**AUFGABEN:**
A - Gib den Absatz aus dem Text über die Olympischen Spiele, der mit „Und dennoch – was für ein Kontrast“ beginnt, in gekürzter Form wieder. Seine wesentlichen Aussagen müssen erhalten bleiben.
B - Gib den Abschnitt des Textes über die Olympischen Spiele zwischen „Olympia – der“ und „aufgeklärt gebende Welt!“, beide Stellen eingeschlossen, wortgetreu aus.

**ZITIERTER TEXT:**
Olympia – der gefrevelte Frieden
Von Gisbert Kuhn
Auch – oder vielleicht sogar gerade – in den Zeiten von Smartphones und Tablets empfiehlt es sich, gelegentlich im Bücherschrank nach den alten Gedichtbänden aus der Schulzeit zu greifen Zum Beispiel nach Friedrich von Schillers Ballade „Die Kraniche des Ibikus“. Sie erzählt von der Unverletzlichkeit, vom zum Frieden verpflichtenden Charakter der Olympischen Spiele in der Antike, dem sich sogar die traditionell verfeindeten griechischen Stämme unterzuordnen hatten. Welch ein Vorbild böte das alte Hellas damit für unsere heutige, sich doch so modern, ab- und aufgeklärt gebende Welt!
Und zwar speziell angesichts des aktuellen Sportspektakels, zu dem sich knapp drei Wochen lang in Paris der Welten Stämme (um erneut Anleihe bei Schiller zu nehmen) froh vereint haben. Zu Veranstaltungen, für deren Gelingen die Franzosen wirklich alles aufgeboten haben, was unsere Nachbarn nicht nur finanziell und organisatorisch, sondern auch künstlerisch und fantasievoll zu leisten imstande sind. Und mag der eine oder die andere auch die Mammut-Übertragungszeiten der Öffentlich-Rechtlichen TV-Anstalten als übertrieben erachten, so werden sich doch wahrscheinlich nur Wenige dem Reiz der Atmosphäre und Stimmung entziehen können, die von der Seine in die heimischen Wohnzimmer herüberschwappt. Welch ein wunderbarer Unterschied zu den gigantomanen, jeglicher Vernunft und – nicht zuletzt – Nachhaltigkeit spottenden vorangegangenen Spielen etwa von Rio oder gar Peking…
Und dennoch – was für ein Kontrast ebenso zwischen Schein und Wirklichkeit. Wieder einmal. Wobei nicht einmal erneut Klage geführt werden soll wegen der überbordenden Kommerzialisierung der Spiele. Das ist, im Prinzip, auch im Altertum nicht viel anders gewesen, wo die Sieger keineswegs nur mit Fichtenzweigen bekränzt worden waren, sondern in aller Regel als Volkshelden bis an ihr Lebensende ausgesorgt hatten. Es geht vielmehr um die Moral einer Welt, die einerseits (Mein) Eide auf die völkerverbindende Wirkung des Sports leistet, es andererseits jedoch zulässt, dass als Folge wahnwitziger Eroberungskriege, religiöser Fantasmen oder von gierigen Griffen nach seltenen Rohstoffen täglich hunderttausende Menschen rund um den Erdball ihr Leben lassen müssen.

**AUFGELISTETES MATERIAL:**

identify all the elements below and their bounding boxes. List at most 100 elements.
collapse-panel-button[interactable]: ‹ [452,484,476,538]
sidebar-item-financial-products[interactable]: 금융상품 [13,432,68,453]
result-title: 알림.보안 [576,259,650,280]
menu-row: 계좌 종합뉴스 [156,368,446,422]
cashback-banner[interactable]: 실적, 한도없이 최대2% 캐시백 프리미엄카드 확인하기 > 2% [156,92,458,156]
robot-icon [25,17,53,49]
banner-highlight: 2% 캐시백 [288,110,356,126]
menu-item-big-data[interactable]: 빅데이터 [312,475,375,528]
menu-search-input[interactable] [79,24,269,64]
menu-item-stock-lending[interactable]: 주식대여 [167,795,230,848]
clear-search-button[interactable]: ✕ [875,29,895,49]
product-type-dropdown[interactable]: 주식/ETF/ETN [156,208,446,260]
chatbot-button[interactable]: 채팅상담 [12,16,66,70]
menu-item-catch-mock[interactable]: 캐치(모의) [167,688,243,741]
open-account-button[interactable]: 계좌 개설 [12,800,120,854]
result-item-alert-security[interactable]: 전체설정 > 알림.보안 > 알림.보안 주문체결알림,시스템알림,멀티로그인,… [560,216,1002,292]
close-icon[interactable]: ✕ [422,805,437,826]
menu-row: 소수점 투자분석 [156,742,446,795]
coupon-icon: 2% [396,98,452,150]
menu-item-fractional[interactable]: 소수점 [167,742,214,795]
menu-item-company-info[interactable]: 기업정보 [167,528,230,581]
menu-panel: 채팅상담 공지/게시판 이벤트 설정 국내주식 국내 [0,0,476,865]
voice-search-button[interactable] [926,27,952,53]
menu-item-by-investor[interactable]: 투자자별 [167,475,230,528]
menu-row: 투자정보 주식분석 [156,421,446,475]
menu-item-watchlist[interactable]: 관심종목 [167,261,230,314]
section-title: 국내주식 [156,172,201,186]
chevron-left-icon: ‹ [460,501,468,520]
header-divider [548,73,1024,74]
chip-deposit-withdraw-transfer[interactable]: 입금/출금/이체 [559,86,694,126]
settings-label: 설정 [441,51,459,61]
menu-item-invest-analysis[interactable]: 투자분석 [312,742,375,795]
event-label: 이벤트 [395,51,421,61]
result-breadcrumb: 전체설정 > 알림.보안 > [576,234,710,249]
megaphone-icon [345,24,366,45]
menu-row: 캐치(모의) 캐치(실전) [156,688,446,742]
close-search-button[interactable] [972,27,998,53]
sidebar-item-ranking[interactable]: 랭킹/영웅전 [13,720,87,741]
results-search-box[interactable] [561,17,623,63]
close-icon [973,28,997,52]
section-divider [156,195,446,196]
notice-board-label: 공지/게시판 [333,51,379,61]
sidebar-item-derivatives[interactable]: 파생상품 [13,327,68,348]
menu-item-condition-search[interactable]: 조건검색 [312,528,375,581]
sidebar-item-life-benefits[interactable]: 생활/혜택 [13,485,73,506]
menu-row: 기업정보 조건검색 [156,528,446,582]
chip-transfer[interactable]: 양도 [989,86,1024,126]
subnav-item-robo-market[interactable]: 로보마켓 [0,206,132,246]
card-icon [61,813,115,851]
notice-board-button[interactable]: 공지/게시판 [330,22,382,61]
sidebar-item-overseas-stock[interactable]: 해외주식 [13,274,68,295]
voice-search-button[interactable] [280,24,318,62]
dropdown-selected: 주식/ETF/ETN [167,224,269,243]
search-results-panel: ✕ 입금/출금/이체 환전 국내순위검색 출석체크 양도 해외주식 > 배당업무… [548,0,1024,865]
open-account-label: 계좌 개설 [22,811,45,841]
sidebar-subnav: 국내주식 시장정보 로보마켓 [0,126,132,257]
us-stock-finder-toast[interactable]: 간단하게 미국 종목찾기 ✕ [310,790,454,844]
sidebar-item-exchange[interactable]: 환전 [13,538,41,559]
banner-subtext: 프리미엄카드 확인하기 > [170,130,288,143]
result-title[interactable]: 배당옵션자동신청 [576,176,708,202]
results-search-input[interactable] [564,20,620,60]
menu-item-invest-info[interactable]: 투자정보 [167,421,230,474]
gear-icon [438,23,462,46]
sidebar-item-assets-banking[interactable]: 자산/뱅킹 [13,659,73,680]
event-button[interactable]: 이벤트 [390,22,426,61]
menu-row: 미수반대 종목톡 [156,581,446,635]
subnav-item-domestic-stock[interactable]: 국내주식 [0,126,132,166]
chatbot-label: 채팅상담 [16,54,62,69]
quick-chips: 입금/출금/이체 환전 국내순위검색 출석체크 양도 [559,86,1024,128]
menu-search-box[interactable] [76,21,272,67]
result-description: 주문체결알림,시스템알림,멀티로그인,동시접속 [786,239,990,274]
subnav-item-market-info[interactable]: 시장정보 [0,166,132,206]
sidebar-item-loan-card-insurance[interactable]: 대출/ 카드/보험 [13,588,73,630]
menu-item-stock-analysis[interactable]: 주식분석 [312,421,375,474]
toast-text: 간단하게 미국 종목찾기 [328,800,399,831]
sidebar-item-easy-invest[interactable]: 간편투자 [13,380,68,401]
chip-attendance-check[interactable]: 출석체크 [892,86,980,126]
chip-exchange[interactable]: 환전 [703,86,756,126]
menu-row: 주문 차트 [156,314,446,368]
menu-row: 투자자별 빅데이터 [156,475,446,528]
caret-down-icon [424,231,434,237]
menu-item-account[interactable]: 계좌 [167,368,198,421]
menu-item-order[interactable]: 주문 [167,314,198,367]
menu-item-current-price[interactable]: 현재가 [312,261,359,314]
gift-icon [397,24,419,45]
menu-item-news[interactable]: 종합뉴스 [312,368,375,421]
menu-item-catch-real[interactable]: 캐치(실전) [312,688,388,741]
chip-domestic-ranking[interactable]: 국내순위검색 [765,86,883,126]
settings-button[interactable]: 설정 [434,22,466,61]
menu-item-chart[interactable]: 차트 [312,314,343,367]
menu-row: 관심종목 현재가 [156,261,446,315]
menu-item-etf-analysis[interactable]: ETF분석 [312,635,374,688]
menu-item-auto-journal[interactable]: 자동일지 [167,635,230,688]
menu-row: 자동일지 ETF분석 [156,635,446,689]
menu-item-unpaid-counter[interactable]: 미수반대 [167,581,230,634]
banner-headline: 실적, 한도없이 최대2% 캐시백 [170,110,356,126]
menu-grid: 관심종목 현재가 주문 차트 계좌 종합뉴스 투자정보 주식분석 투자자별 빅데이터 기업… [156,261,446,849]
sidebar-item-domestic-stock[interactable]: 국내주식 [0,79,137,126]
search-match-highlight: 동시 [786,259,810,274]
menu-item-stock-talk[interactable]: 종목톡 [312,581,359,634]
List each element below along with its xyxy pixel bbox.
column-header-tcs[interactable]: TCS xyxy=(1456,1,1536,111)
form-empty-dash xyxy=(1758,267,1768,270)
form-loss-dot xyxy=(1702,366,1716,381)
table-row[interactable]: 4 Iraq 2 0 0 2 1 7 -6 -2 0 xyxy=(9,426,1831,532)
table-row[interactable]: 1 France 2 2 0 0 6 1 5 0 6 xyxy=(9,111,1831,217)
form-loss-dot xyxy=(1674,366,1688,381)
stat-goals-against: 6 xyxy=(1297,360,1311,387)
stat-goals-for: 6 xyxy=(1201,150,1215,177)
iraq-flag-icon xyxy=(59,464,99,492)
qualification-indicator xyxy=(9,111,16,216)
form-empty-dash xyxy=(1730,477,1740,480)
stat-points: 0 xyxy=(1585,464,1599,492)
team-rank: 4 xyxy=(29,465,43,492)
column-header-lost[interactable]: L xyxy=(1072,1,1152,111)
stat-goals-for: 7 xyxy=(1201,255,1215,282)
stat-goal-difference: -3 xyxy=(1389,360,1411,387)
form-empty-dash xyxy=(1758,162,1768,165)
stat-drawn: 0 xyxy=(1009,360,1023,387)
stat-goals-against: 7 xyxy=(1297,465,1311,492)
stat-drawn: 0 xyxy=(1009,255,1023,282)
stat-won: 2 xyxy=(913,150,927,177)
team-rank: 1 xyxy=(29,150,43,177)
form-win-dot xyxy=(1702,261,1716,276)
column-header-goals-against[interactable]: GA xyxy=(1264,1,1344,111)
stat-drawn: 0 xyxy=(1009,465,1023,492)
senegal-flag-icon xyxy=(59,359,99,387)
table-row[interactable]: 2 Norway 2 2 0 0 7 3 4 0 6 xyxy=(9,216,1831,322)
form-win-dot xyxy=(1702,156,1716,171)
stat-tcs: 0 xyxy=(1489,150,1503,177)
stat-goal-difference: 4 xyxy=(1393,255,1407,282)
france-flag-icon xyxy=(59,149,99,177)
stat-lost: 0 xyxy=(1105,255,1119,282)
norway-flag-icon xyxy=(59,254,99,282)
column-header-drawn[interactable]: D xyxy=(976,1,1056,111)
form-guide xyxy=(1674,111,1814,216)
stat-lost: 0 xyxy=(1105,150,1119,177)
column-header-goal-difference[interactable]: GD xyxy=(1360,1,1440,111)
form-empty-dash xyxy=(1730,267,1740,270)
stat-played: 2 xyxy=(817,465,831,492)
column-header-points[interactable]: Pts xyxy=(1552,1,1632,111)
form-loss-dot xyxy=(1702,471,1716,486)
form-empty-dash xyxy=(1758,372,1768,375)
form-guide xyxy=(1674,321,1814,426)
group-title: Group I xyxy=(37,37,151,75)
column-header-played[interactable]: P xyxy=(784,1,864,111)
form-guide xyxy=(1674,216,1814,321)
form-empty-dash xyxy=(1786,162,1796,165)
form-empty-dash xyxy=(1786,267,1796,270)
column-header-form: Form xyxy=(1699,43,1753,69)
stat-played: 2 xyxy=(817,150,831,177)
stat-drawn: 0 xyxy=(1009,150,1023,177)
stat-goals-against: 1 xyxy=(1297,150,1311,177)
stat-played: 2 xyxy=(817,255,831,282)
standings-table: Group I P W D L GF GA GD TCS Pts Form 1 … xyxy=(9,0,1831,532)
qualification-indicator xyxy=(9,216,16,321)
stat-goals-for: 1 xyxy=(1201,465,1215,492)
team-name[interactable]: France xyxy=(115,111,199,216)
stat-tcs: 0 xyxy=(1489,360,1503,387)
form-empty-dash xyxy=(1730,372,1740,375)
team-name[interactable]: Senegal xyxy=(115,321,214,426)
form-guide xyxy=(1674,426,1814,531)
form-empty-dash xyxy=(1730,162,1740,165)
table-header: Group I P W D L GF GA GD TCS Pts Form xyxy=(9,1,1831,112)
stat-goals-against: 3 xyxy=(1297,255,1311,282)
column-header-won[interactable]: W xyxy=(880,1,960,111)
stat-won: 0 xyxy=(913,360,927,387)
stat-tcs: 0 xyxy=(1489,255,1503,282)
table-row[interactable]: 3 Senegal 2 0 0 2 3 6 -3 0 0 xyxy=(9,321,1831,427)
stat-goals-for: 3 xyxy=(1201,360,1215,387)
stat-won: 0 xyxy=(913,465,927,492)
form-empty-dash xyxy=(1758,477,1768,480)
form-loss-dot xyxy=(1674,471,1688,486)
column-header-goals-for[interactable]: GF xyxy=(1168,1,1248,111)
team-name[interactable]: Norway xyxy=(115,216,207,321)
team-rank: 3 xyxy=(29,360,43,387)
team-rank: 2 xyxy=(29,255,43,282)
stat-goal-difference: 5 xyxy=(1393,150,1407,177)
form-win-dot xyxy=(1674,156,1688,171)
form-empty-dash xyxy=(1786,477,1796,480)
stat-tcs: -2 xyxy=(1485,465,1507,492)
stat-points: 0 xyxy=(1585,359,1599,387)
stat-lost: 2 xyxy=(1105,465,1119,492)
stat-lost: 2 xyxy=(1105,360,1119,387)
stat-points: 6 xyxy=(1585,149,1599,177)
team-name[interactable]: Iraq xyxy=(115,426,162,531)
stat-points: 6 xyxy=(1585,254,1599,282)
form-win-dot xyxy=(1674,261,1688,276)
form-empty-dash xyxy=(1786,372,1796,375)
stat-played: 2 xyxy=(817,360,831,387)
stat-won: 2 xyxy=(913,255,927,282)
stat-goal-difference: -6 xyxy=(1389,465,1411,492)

**ENDERGEBNISSE:**
A - Zwischen Schein und Wirklichkeit der Spiele besteht erneut ein Gegensatz. Die ausufernde Kommerzialisierung soll dabei nicht beklagt werden. Schon in der Antike wurden die Sieger nicht nur mit Fichtenzweigen bekränzt, sondern waren als Volkshelden meist bis an ihr Lebensende versorgt. Es geht vielmehr um die Moral einer Welt, die die völkerverbindende Wirkung des Sports beschwört. Zugleich lässt sie zu, dass täglich hunderttausende Menschen rund um den Erdball sterben, als Folge von Eroberungskriegen, religiösen Fantasmen oder der Gier nach seltenen Rohstoffen.

B -
Olympia – der gefrevelte Frieden
Von Gisbert Kuhn
Auch – oder vielleicht sogar gerade – in den Zeiten von Smartphones und Tablets empfiehlt es sich, gelegentlich im Bücherschrank nach den alten Gedichtbänden aus der Schulzeit zu greifen Zum Beispiel nach Friedrich von Schillers Ballade „Die Kraniche des Ibikus“. Sie erzählt von der Unverletzlichkeit, vom zum Frieden verpflichtenden Charakter der Olympischen Spiele in der Antike, dem sich sogar die traditionell verfeindeten griechischen Stämme unterzuordnen hatten. Welch ein Vorbild böte das alte Hellas damit für unsere heutige, sich doch so modern, ab- und aufgeklärt gebende Welt!